## AIM
Reproduce the listing below with every "x-tick-label" switched to "x-axis-tick" and everything else unchanged. Leave the pictures out of your copy.

** Start of RECORDS FOR THE TASK **

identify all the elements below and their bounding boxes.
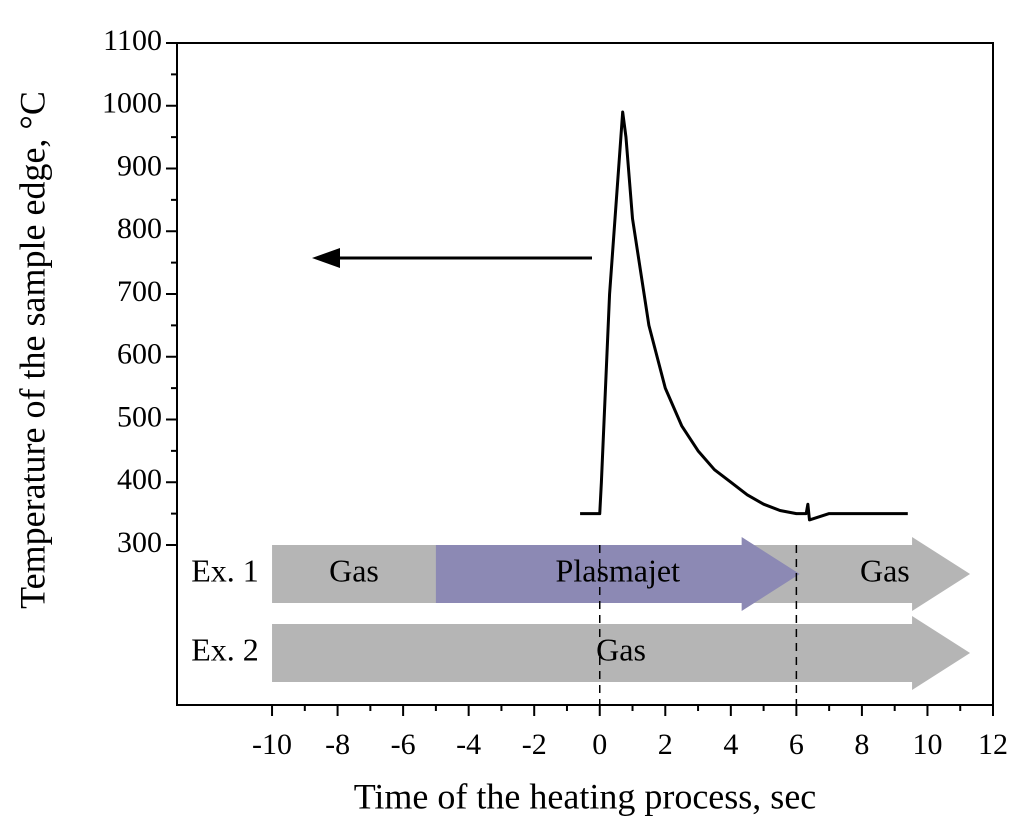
x-tick-label: -2 bbox=[522, 728, 547, 761]
x-tick-label: -6 bbox=[391, 728, 416, 761]
y-tick-label: 600 bbox=[117, 338, 162, 371]
x-axis-label: Time of the heating process, sec bbox=[354, 776, 817, 816]
phase-bar bbox=[272, 545, 436, 603]
phase-label: Plasmajet bbox=[556, 552, 681, 588]
plot-frame bbox=[176, 42, 994, 706]
phase-label: Gas bbox=[860, 552, 910, 588]
phase-label: Gas bbox=[596, 631, 646, 667]
annotation-arrow-head bbox=[312, 248, 340, 268]
x-tick-label: -8 bbox=[325, 728, 350, 761]
y-tick-label: 400 bbox=[117, 463, 162, 496]
x-tick-label: 4 bbox=[723, 728, 738, 761]
y-tick-label: 900 bbox=[117, 149, 162, 182]
x-tick-label: -10 bbox=[252, 728, 292, 761]
phase-row-label: Ex. 1 bbox=[191, 552, 259, 588]
data-line bbox=[580, 110, 908, 522]
y-tick-label: 800 bbox=[117, 212, 162, 245]
x-tick-label: -4 bbox=[456, 728, 481, 761]
phase-bar bbox=[272, 616, 971, 690]
x-tick-label: 2 bbox=[658, 728, 673, 761]
x-tick-label: 10 bbox=[912, 728, 942, 761]
y-axis-label: Temperature of the sample edge, °C bbox=[12, 91, 52, 609]
y-tick-label: 700 bbox=[117, 275, 162, 308]
x-tick-label: 0 bbox=[592, 728, 607, 761]
y-tick-label: 1000 bbox=[102, 87, 162, 120]
x-tick-label: 8 bbox=[854, 728, 869, 761]
phase-bar bbox=[377, 537, 800, 611]
phase-bar bbox=[741, 537, 971, 611]
phase-row-label: Ex. 2 bbox=[191, 631, 259, 667]
y-tick-label: 300 bbox=[117, 526, 162, 559]
y-tick-label: 500 bbox=[117, 400, 162, 433]
x-tick-label: 6 bbox=[789, 728, 804, 761]
y-tick-label: 1100 bbox=[103, 24, 162, 57]
phase-label: Gas bbox=[329, 552, 379, 588]
x-tick-label: 12 bbox=[978, 728, 1008, 761]
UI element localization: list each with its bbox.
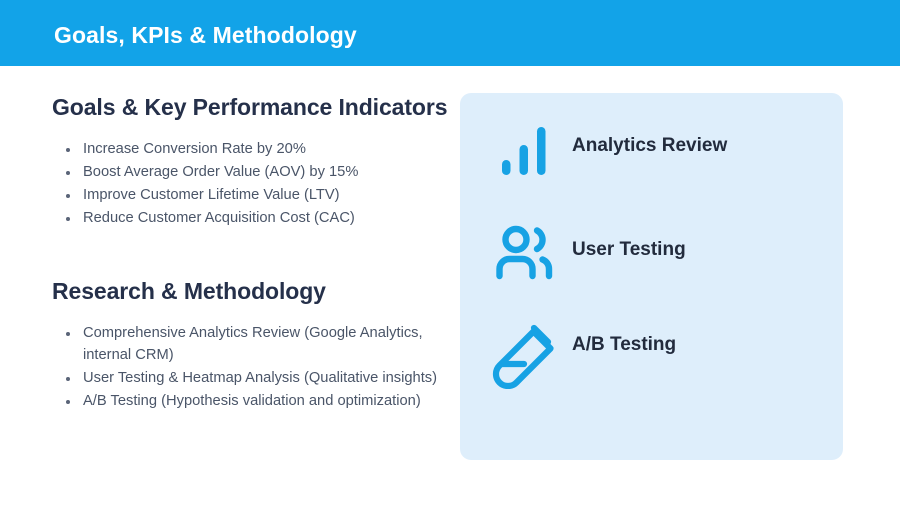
method-label-user-testing: User Testing xyxy=(572,239,686,260)
page-title: Goals, KPIs & Methodology xyxy=(54,22,357,48)
list-item: A/B Testing (Hypothesis validation and o… xyxy=(52,391,452,413)
bar-chart-icon xyxy=(502,127,546,175)
method-item-ab-testing: A/B Testing xyxy=(490,321,676,389)
users-icon xyxy=(496,225,553,280)
research-methodology-list: Comprehensive Analytics Review (Google A… xyxy=(52,323,452,412)
list-item: Improve Customer Lifetime Value (LTV) xyxy=(52,185,452,207)
list-item: Increase Conversion Rate by 20% xyxy=(52,139,452,161)
research-methodology-heading: Research & Methodology xyxy=(52,278,326,304)
methodology-panel: Analytics Review User Testing xyxy=(460,93,843,460)
research-methodology-section: Research & Methodology Comprehensive Ana… xyxy=(52,278,452,414)
method-label-analytics-review: Analytics Review xyxy=(572,135,728,156)
list-item: Reduce Customer Acquisition Cost (CAC) xyxy=(52,208,452,230)
list-item: User Testing & Heatmap Analysis (Qualita… xyxy=(52,368,452,390)
method-item-user-testing: User Testing xyxy=(490,218,686,286)
goals-kpi-heading: Goals & Key Performance Indicators xyxy=(52,94,448,120)
list-item: Boost Average Order Value (AOV) by 15% xyxy=(52,162,452,184)
header-bar: Goals, KPIs & Methodology xyxy=(0,0,900,66)
goals-kpi-section: Goals & Key Performance Indicators Incre… xyxy=(52,90,452,231)
method-item-analytics-review: Analytics Review xyxy=(490,115,727,183)
list-item: Comprehensive Analytics Review (Google A… xyxy=(52,323,452,366)
test-tube-icon xyxy=(492,324,554,389)
method-label-ab-testing: A/B Testing xyxy=(572,334,677,355)
goals-kpi-list: Increase Conversion Rate by 20% Boost Av… xyxy=(52,139,452,230)
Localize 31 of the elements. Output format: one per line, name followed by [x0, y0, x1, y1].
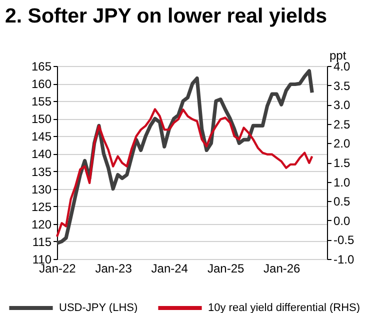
y-tick-label: 145 — [31, 130, 52, 144]
y2-tick-label: 1.5 — [334, 156, 351, 170]
y-tick-label: 130 — [31, 182, 52, 196]
y2-tick-label: -0.5 — [334, 233, 355, 248]
y-tick-label: 135 — [31, 164, 52, 179]
y-tick-label: 140 — [31, 147, 52, 162]
legend-label: 10y real yield differential (RHS) — [208, 302, 360, 313]
y2-tick-label: 4.0 — [334, 60, 351, 74]
line-series — [56, 108, 314, 238]
y-tick-label: 115 — [32, 234, 52, 249]
x-tick-label: Jan-25 — [207, 262, 244, 276]
legend-label: USD-JPY (LHS) — [59, 302, 138, 313]
x-tick-label: Jan-26 — [264, 262, 301, 276]
y2-tick-label: -1.0 — [334, 252, 355, 266]
y2-tick-label: 3.0 — [334, 98, 351, 112]
y-tick-label: 155 — [31, 94, 52, 109]
y2-tick-label: 3.5 — [334, 78, 351, 93]
x-tick-label: Jan-23 — [95, 262, 132, 276]
y2-tick-label: 0.0 — [334, 214, 351, 228]
y-tick-label: 165 — [31, 60, 52, 74]
y2-tick-label: 2.0 — [334, 136, 351, 151]
y2-tick-label: 1.0 — [334, 175, 351, 190]
y-tick-label: 150 — [31, 112, 52, 126]
y2-tick-label: 0.5 — [334, 194, 351, 209]
y-tick-label: 160 — [31, 77, 52, 92]
x-tick-label: Jan-24 — [151, 262, 188, 276]
y-tick-label: 125 — [31, 200, 52, 214]
y-tick-label: 120 — [31, 217, 52, 232]
y2-tick-label: 2.5 — [334, 117, 351, 132]
y2-axis-title: ppt — [330, 48, 347, 62]
chart-title: 2. Softer JPY on lower real yields — [5, 4, 328, 28]
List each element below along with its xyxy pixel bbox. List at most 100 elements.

** End of RECORDS FOR THE TASK **

## SOLUTION
identify all the elements below and their bounding boxes.
x-axis-tick: -2 bbox=[522, 728, 547, 761]
x-axis-tick: -6 bbox=[391, 728, 416, 761]
y-tick-label: 600 bbox=[117, 338, 162, 371]
x-axis-label: Time of the heating process, sec bbox=[354, 776, 817, 816]
phase-bar bbox=[272, 545, 436, 603]
phase-label: Plasmajet bbox=[556, 552, 681, 588]
plot-frame bbox=[176, 42, 994, 706]
phase-label: Gas bbox=[860, 552, 910, 588]
phase-label: Gas bbox=[596, 631, 646, 667]
annotation-arrow-head bbox=[312, 248, 340, 268]
x-axis-tick: -8 bbox=[325, 728, 350, 761]
y-tick-label: 400 bbox=[117, 463, 162, 496]
x-axis-tick: 4 bbox=[723, 728, 738, 761]
y-tick-label: 900 bbox=[117, 149, 162, 182]
x-axis-tick: -10 bbox=[252, 728, 292, 761]
phase-row-label: Ex. 1 bbox=[191, 552, 259, 588]
data-line bbox=[580, 110, 908, 522]
y-tick-label: 800 bbox=[117, 212, 162, 245]
x-axis-tick: -4 bbox=[456, 728, 481, 761]
phase-bar bbox=[272, 616, 971, 690]
x-axis-tick: 2 bbox=[658, 728, 673, 761]
x-axis-tick: 10 bbox=[912, 728, 942, 761]
y-axis-label: Temperature of the sample edge, °C bbox=[12, 91, 52, 609]
y-tick-label: 700 bbox=[117, 275, 162, 308]
x-axis-tick: 0 bbox=[592, 728, 607, 761]
y-tick-label: 1000 bbox=[102, 87, 162, 120]
x-axis-tick: 8 bbox=[854, 728, 869, 761]
phase-bar bbox=[377, 537, 800, 611]
phase-bar bbox=[741, 537, 971, 611]
phase-row-label: Ex. 2 bbox=[191, 631, 259, 667]
y-tick-label: 300 bbox=[117, 526, 162, 559]
y-tick-label: 500 bbox=[117, 400, 162, 433]
x-axis-tick: 6 bbox=[789, 728, 804, 761]
y-tick-label: 1100 bbox=[103, 24, 162, 57]
phase-label: Gas bbox=[329, 552, 379, 588]
x-axis-tick: 12 bbox=[978, 728, 1008, 761]
UI element localization: list each with its bbox.
method-label-user-testing: User Testing xyxy=(572,239,686,260)
page-title: Goals, KPIs & Methodology xyxy=(54,22,357,48)
list-item: A/B Testing (Hypothesis validation and o… xyxy=(52,391,452,413)
bar-chart-icon xyxy=(502,127,546,175)
method-item-ab-testing: A/B Testing xyxy=(490,321,676,389)
users-icon xyxy=(496,225,553,280)
research-methodology-list: Comprehensive Analytics Review (Google A… xyxy=(52,323,452,412)
list-item: Improve Customer Lifetime Value (LTV) xyxy=(52,185,452,207)
list-item: Increase Conversion Rate by 20% xyxy=(52,139,452,161)
research-methodology-heading: Research & Methodology xyxy=(52,278,326,304)
methodology-panel: Analytics Review User Testing xyxy=(460,93,843,460)
research-methodology-section: Research & Methodology Comprehensive Ana… xyxy=(52,278,452,414)
method-label-analytics-review: Analytics Review xyxy=(572,135,728,156)
list-item: Reduce Customer Acquisition Cost (CAC) xyxy=(52,208,452,230)
list-item: User Testing & Heatmap Analysis (Qualita… xyxy=(52,368,452,390)
method-item-user-testing: User Testing xyxy=(490,218,686,286)
goals-kpi-heading: Goals & Key Performance Indicators xyxy=(52,94,448,120)
list-item: Boost Average Order Value (AOV) by 15% xyxy=(52,162,452,184)
header-bar: Goals, KPIs & Methodology xyxy=(0,0,900,66)
goals-kpi-section: Goals & Key Performance Indicators Incre… xyxy=(52,90,452,231)
method-item-analytics-review: Analytics Review xyxy=(490,115,727,183)
list-item: Comprehensive Analytics Review (Google A… xyxy=(52,323,452,366)
test-tube-icon xyxy=(492,324,554,389)
method-label-ab-testing: A/B Testing xyxy=(572,334,677,355)
goals-kpi-list: Increase Conversion Rate by 20% Boost Av… xyxy=(52,139,452,230)
Localize 31 of the elements. Output format: one per line, name followed by [x0, y0, x1, y1].
y-tick-label: 145 — [31, 130, 52, 144]
y2-tick-label: 1.5 — [334, 156, 351, 170]
y-tick-label: 130 — [31, 182, 52, 196]
y2-tick-label: -0.5 — [334, 233, 355, 248]
y-tick-label: 135 — [31, 164, 52, 179]
y-tick-label: 140 — [31, 147, 52, 162]
legend-label: 10y real yield differential (RHS) — [208, 302, 360, 313]
y2-tick-label: 4.0 — [334, 60, 351, 74]
line-series — [56, 108, 314, 238]
y-tick-label: 115 — [32, 234, 52, 249]
x-axis-tick: Jan-25 — [207, 262, 244, 276]
legend-label: USD-JPY (LHS) — [59, 302, 138, 313]
x-axis-tick: Jan-26 — [264, 262, 301, 276]
y2-tick-label: -1.0 — [334, 252, 355, 266]
y2-tick-label: 3.0 — [334, 98, 351, 112]
y-tick-label: 155 — [31, 94, 52, 109]
y2-tick-label: 3.5 — [334, 78, 351, 93]
x-axis-tick: Jan-23 — [95, 262, 132, 276]
y2-tick-label: 0.0 — [334, 214, 351, 228]
y-tick-label: 165 — [31, 60, 52, 74]
y2-tick-label: 2.0 — [334, 136, 351, 151]
y2-tick-label: 1.0 — [334, 175, 351, 190]
y-tick-label: 150 — [31, 112, 52, 126]
y2-tick-label: 0.5 — [334, 194, 351, 209]
y-tick-label: 160 — [31, 77, 52, 92]
x-axis-tick: Jan-24 — [151, 262, 188, 276]
y-tick-label: 125 — [31, 200, 52, 214]
y-tick-label: 120 — [31, 217, 52, 232]
y2-tick-label: 2.5 — [334, 117, 351, 132]
y2-axis-title: ppt — [330, 48, 347, 62]
chart-title: 2. Softer JPY on lower real yields — [5, 4, 328, 28]
List each element below along with its xyxy pixel bbox. List at most 100 elements.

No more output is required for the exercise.